PROBLEM REQUIREMENTS
From the listing below, return each line that includes "Pound".

DATA EXCERPTS
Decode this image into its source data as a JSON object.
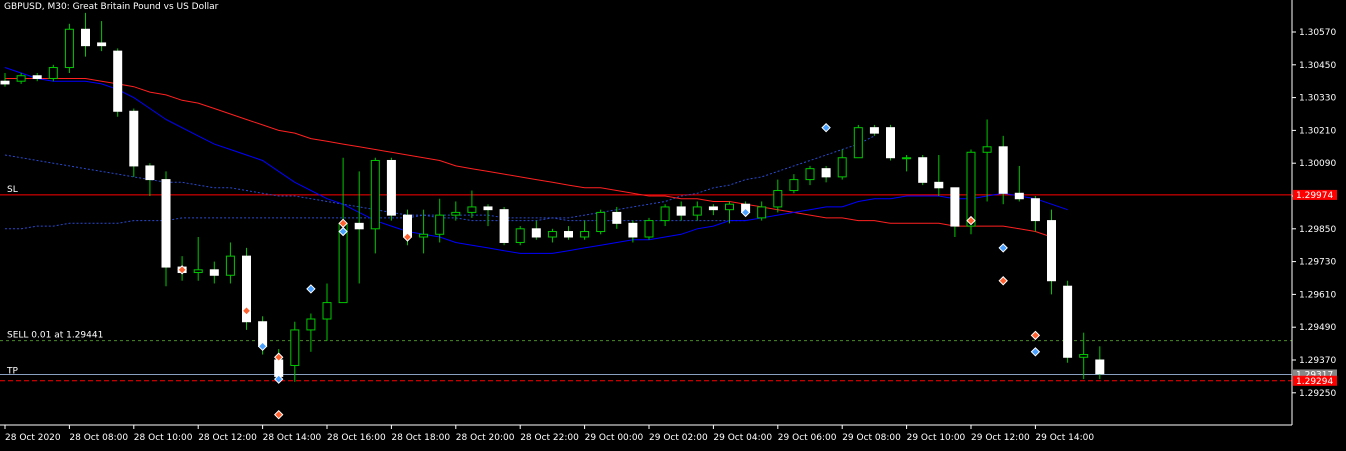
{
  "header": {
    "symbol_line": "GBPUSD, M30:  Great Britain Pound vs US Dollar"
  },
  "colors": {
    "background": "#000000",
    "bull_body": "#000000",
    "bear_body": "#ffffff",
    "wick": "#00c800",
    "bull_border": "#00c800",
    "ma_fast": "#0000ff",
    "ma_slow": "#ff2020",
    "ma_dots": "#2a4ad0",
    "sl_line": "#ff0000",
    "tp_line": "#8aa0c0",
    "entry_line": "#4a8a2a",
    "price_line": "#ff0000",
    "sl_tag_bg": "#ff0000",
    "current_tag_bg": "#888888",
    "axis": "#ffffff"
  },
  "levels": {
    "sl": {
      "label": "SL",
      "price": 1.29974,
      "tag": "1.29974"
    },
    "entry": {
      "label": "SELL 0.01 at 1.29441",
      "price": 1.29441
    },
    "tp": {
      "label": "TP",
      "price": 1.29317,
      "tag": "1.29317"
    },
    "current": {
      "price": 1.29294,
      "tag": "1.29294"
    }
  },
  "chart_data": {
    "type": "candlestick",
    "title": "GBPUSD, M30:  Great Britain Pound vs US Dollar",
    "ylim": [
      1.292,
      1.3072
    ],
    "y_ticks": [
      "1.30570",
      "1.30450",
      "1.30330",
      "1.30210",
      "1.30090",
      "1.29970",
      "1.29850",
      "1.29730",
      "1.29610",
      "1.29490",
      "1.29370",
      "1.29250"
    ],
    "y_tick_values": [
      1.3057,
      1.3045,
      1.3033,
      1.3021,
      1.3009,
      1.2997,
      1.2985,
      1.2973,
      1.2961,
      1.2949,
      1.2937,
      1.2925
    ],
    "x_labels": [
      "28 Oct 2020",
      "28 Oct 08:00",
      "28 Oct 10:00",
      "28 Oct 12:00",
      "28 Oct 14:00",
      "28 Oct 16:00",
      "28 Oct 18:00",
      "28 Oct 20:00",
      "28 Oct 22:00",
      "29 Oct 00:00",
      "29 Oct 02:00",
      "29 Oct 04:00",
      "29 Oct 06:00",
      "29 Oct 08:00",
      "29 Oct 10:00",
      "29 Oct 12:00",
      "29 Oct 14:00"
    ],
    "x_label_index": [
      0,
      4,
      8,
      12,
      16,
      20,
      24,
      28,
      32,
      36,
      40,
      44,
      48,
      52,
      56,
      60,
      64
    ],
    "candles": [
      [
        1.3039,
        1.3042,
        1.3037,
        1.3038
      ],
      [
        1.3039,
        1.3042,
        1.3038,
        1.3041
      ],
      [
        1.3041,
        1.3042,
        1.3039,
        1.304
      ],
      [
        1.304,
        1.3045,
        1.3039,
        1.3044
      ],
      [
        1.3044,
        1.306,
        1.3042,
        1.3058
      ],
      [
        1.3058,
        1.3064,
        1.3048,
        1.3052
      ],
      [
        1.3053,
        1.3061,
        1.305,
        1.3052
      ],
      [
        1.305,
        1.3051,
        1.3026,
        1.3028
      ],
      [
        1.3028,
        1.3029,
        1.3004,
        1.3008
      ],
      [
        1.3008,
        1.3009,
        1.2997,
        1.3003
      ],
      [
        1.3003,
        1.3006,
        1.2964,
        1.2971
      ],
      [
        1.2971,
        1.2975,
        1.2966,
        1.2969
      ],
      [
        1.2969,
        1.2982,
        1.2966,
        1.297
      ],
      [
        1.297,
        1.2973,
        1.2965,
        1.2968
      ],
      [
        1.2968,
        1.298,
        1.2965,
        1.2975
      ],
      [
        1.2975,
        1.2978,
        1.2948,
        1.2951
      ],
      [
        1.2951,
        1.2953,
        1.2939,
        1.2942
      ],
      [
        1.2937,
        1.2941,
        1.2929,
        1.2931
      ],
      [
        1.2935,
        1.2951,
        1.2929,
        1.2948
      ],
      [
        1.2948,
        1.2954,
        1.294,
        1.2952
      ],
      [
        1.2952,
        1.2965,
        1.2944,
        1.2958
      ],
      [
        1.2958,
        1.3011,
        1.2958,
        1.2987
      ],
      [
        1.2987,
        1.3006,
        1.2965,
        1.2985
      ],
      [
        1.2985,
        1.3011,
        1.2976,
        1.301
      ],
      [
        1.301,
        1.3011,
        1.2988,
        1.299
      ],
      [
        1.299,
        1.2992,
        1.2979,
        1.2982
      ],
      [
        1.2982,
        1.2992,
        1.2976,
        1.2983
      ],
      [
        1.2983,
        1.2996,
        1.298,
        1.299
      ],
      [
        1.299,
        1.2995,
        1.2988,
        1.2991
      ],
      [
        1.2991,
        1.2999,
        1.2989,
        1.2993
      ],
      [
        1.2993,
        1.2994,
        1.2986,
        1.2992
      ],
      [
        1.2992,
        1.2993,
        1.2979,
        1.298
      ],
      [
        1.298,
        1.2986,
        1.2979,
        1.2985
      ],
      [
        1.2985,
        1.2988,
        1.2981,
        1.2982
      ],
      [
        1.2982,
        1.2985,
        1.298,
        1.2984
      ],
      [
        1.2984,
        1.2986,
        1.2981,
        1.2982
      ],
      [
        1.2982,
        1.2988,
        1.2981,
        1.2984
      ],
      [
        1.2984,
        1.2992,
        1.2983,
        1.2991
      ],
      [
        1.2991,
        1.2993,
        1.2985,
        1.2987
      ],
      [
        1.2987,
        1.2988,
        1.298,
        1.2982
      ],
      [
        1.2982,
        1.2989,
        1.2981,
        1.2988
      ],
      [
        1.2988,
        1.2994,
        1.2986,
        1.2993
      ],
      [
        1.2993,
        1.2995,
        1.2988,
        1.299
      ],
      [
        1.299,
        1.2995,
        1.2988,
        1.2993
      ],
      [
        1.2993,
        1.2994,
        1.299,
        1.2992
      ],
      [
        1.2992,
        1.2995,
        1.2987,
        1.2994
      ],
      [
        1.2994,
        1.2995,
        1.299,
        1.2991
      ],
      [
        1.2989,
        1.2995,
        1.2988,
        1.2993
      ],
      [
        1.2993,
        1.3003,
        1.2991,
        1.2999
      ],
      [
        1.2999,
        1.3005,
        1.2998,
        1.3003
      ],
      [
        1.3003,
        1.3008,
        1.3001,
        1.3007
      ],
      [
        1.3007,
        1.3008,
        1.3002,
        1.3004
      ],
      [
        1.3004,
        1.3014,
        1.3003,
        1.3011
      ],
      [
        1.3011,
        1.3023,
        1.3011,
        1.3022
      ],
      [
        1.3022,
        1.3023,
        1.3019,
        1.302
      ],
      [
        1.3022,
        1.3023,
        1.301,
        1.3011
      ],
      [
        1.3011,
        1.3012,
        1.3006,
        1.3011
      ],
      [
        1.3011,
        1.3012,
        1.3001,
        1.3002
      ],
      [
        1.3002,
        1.3012,
        1.2997,
        1.3
      ],
      [
        1.3,
        1.3,
        1.2982,
        1.2986
      ],
      [
        1.2986,
        1.3014,
        1.2983,
        1.3013
      ],
      [
        1.3013,
        1.3025,
        1.2995,
        1.3015
      ],
      [
        1.3015,
        1.3019,
        1.2994,
        1.2998
      ],
      [
        1.2998,
        1.3008,
        1.2995,
        1.2996
      ],
      [
        1.2996,
        1.2997,
        1.2984,
        1.2988
      ],
      [
        1.2988,
        1.2992,
        1.2961,
        1.2966
      ],
      [
        1.2964,
        1.2966,
        1.2936,
        1.2938
      ],
      [
        1.2938,
        1.2947,
        1.293,
        1.2939
      ],
      [
        1.2937,
        1.2942,
        1.293,
        1.2932
      ]
    ],
    "ma_fast": [
      1.3044,
      1.3042,
      1.304,
      1.3039,
      1.3039,
      1.3039,
      1.3038,
      1.3036,
      1.3033,
      1.3029,
      1.3025,
      1.3022,
      1.3019,
      1.3016,
      1.3014,
      1.3012,
      1.301,
      1.3006,
      1.3002,
      1.2999,
      1.2996,
      1.2994,
      1.2991,
      1.2988,
      1.2986,
      1.2984,
      1.2983,
      1.2982,
      1.298,
      1.2979,
      1.2978,
      1.2977,
      1.2976,
      1.2976,
      1.2976,
      1.2977,
      1.2978,
      1.2979,
      1.298,
      1.2981,
      1.2981,
      1.2982,
      1.2983,
      1.2985,
      1.2986,
      1.2988,
      1.2988,
      1.2989,
      1.299,
      1.2991,
      1.2992,
      1.2993,
      1.2993,
      1.2995,
      1.2996,
      1.2996,
      1.2997,
      1.2997,
      1.2997,
      1.2996,
      1.2996,
      1.2997,
      1.2998,
      1.2997,
      1.2996,
      1.2994,
      1.2992
    ],
    "ma_slow": [
      1.304,
      1.304,
      1.304,
      1.304,
      1.304,
      1.304,
      1.3039,
      1.3038,
      1.3037,
      1.3035,
      1.3034,
      1.3032,
      1.3031,
      1.3029,
      1.3027,
      1.3025,
      1.3023,
      1.3021,
      1.302,
      1.3018,
      1.3017,
      1.3016,
      1.3015,
      1.3014,
      1.3013,
      1.3012,
      1.3011,
      1.301,
      1.3008,
      1.3007,
      1.3006,
      1.3005,
      1.3004,
      1.3003,
      1.3002,
      1.3001,
      1.3,
      1.3,
      1.2999,
      1.2998,
      1.2997,
      1.2997,
      1.2996,
      1.2996,
      1.2995,
      1.2995,
      1.2994,
      1.2993,
      1.2992,
      1.2991,
      1.299,
      1.2989,
      1.2989,
      1.2988,
      1.2988,
      1.2987,
      1.2987,
      1.2987,
      1.2987,
      1.2986,
      1.2986,
      1.2986,
      1.2986,
      1.2985,
      1.2984,
      1.2982
    ],
    "ma_dotted": [
      1.3012,
      1.3011,
      1.301,
      1.3009,
      1.3008,
      1.3007,
      1.3006,
      1.3005,
      1.3004,
      1.3003,
      1.3002,
      1.3002,
      1.3001,
      1.3,
      1.3,
      1.2999,
      1.2998,
      1.2997,
      1.2997,
      1.2996,
      1.2995,
      1.2994,
      1.2993,
      1.2992,
      1.2991,
      1.299,
      1.299,
      1.2989,
      1.2989,
      1.2988,
      1.2988,
      1.2988,
      1.2988,
      1.2988,
      1.2989,
      1.2989,
      1.299,
      1.2991,
      1.2992,
      1.2993,
      1.2994,
      1.2995,
      1.2997,
      1.2998,
      1.3,
      1.3001,
      1.3003,
      1.3004,
      1.3006,
      1.3008,
      1.301,
      1.3012,
      1.3014,
      1.3016,
      1.3019
    ],
    "ma_dotted_low": [
      1.2985,
      1.2985,
      1.2986,
      1.2986,
      1.2987,
      1.2987,
      1.2987,
      1.2987,
      1.2988,
      1.2988,
      1.2988,
      1.2989,
      1.2989,
      1.2989,
      1.2989,
      1.2989,
      1.2989,
      1.2989,
      1.2989,
      1.2989,
      1.2989,
      1.2989,
      1.2989,
      1.2989,
      1.2989,
      1.2989,
      1.299,
      1.299,
      1.299,
      1.299,
      1.299,
      1.2989,
      1.2989,
      1.2989,
      1.2989,
      1.2988,
      1.2988,
      1.2988,
      1.2988,
      1.2988,
      1.2988,
      1.2988,
      1.2988,
      1.2988,
      1.2988,
      1.2988,
      1.2988
    ],
    "trade_markers": [
      {
        "index": 11,
        "price": 1.297,
        "kind": "sell"
      },
      {
        "index": 15,
        "price": 1.2955,
        "kind": "sell"
      },
      {
        "index": 16,
        "price": 1.2942,
        "kind": "buy"
      },
      {
        "index": 17,
        "price": 1.2938,
        "kind": "sell"
      },
      {
        "index": 17,
        "price": 1.293,
        "kind": "buy"
      },
      {
        "index": 17,
        "price": 1.2917,
        "kind": "sell"
      },
      {
        "index": 19,
        "price": 1.2963,
        "kind": "buy"
      },
      {
        "index": 21,
        "price": 1.2987,
        "kind": "sell"
      },
      {
        "index": 21,
        "price": 1.2984,
        "kind": "buy"
      },
      {
        "index": 25,
        "price": 1.2982,
        "kind": "sell"
      },
      {
        "index": 46,
        "price": 1.2991,
        "kind": "buy"
      },
      {
        "index": 51,
        "price": 1.3022,
        "kind": "buy"
      },
      {
        "index": 60,
        "price": 1.2988,
        "kind": "sell"
      },
      {
        "index": 62,
        "price": 1.2978,
        "kind": "buy"
      },
      {
        "index": 62,
        "price": 1.2966,
        "kind": "sell"
      },
      {
        "index": 64,
        "price": 1.2946,
        "kind": "sell"
      },
      {
        "index": 64,
        "price": 1.294,
        "kind": "buy"
      }
    ]
  }
}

FINISHED TASK
    "symbol_line": "GBPUSD, M30:  Great Britain Pound vs US Dollar"
    "title": "GBPUSD, M30:  Great Britain Pound vs US Dollar",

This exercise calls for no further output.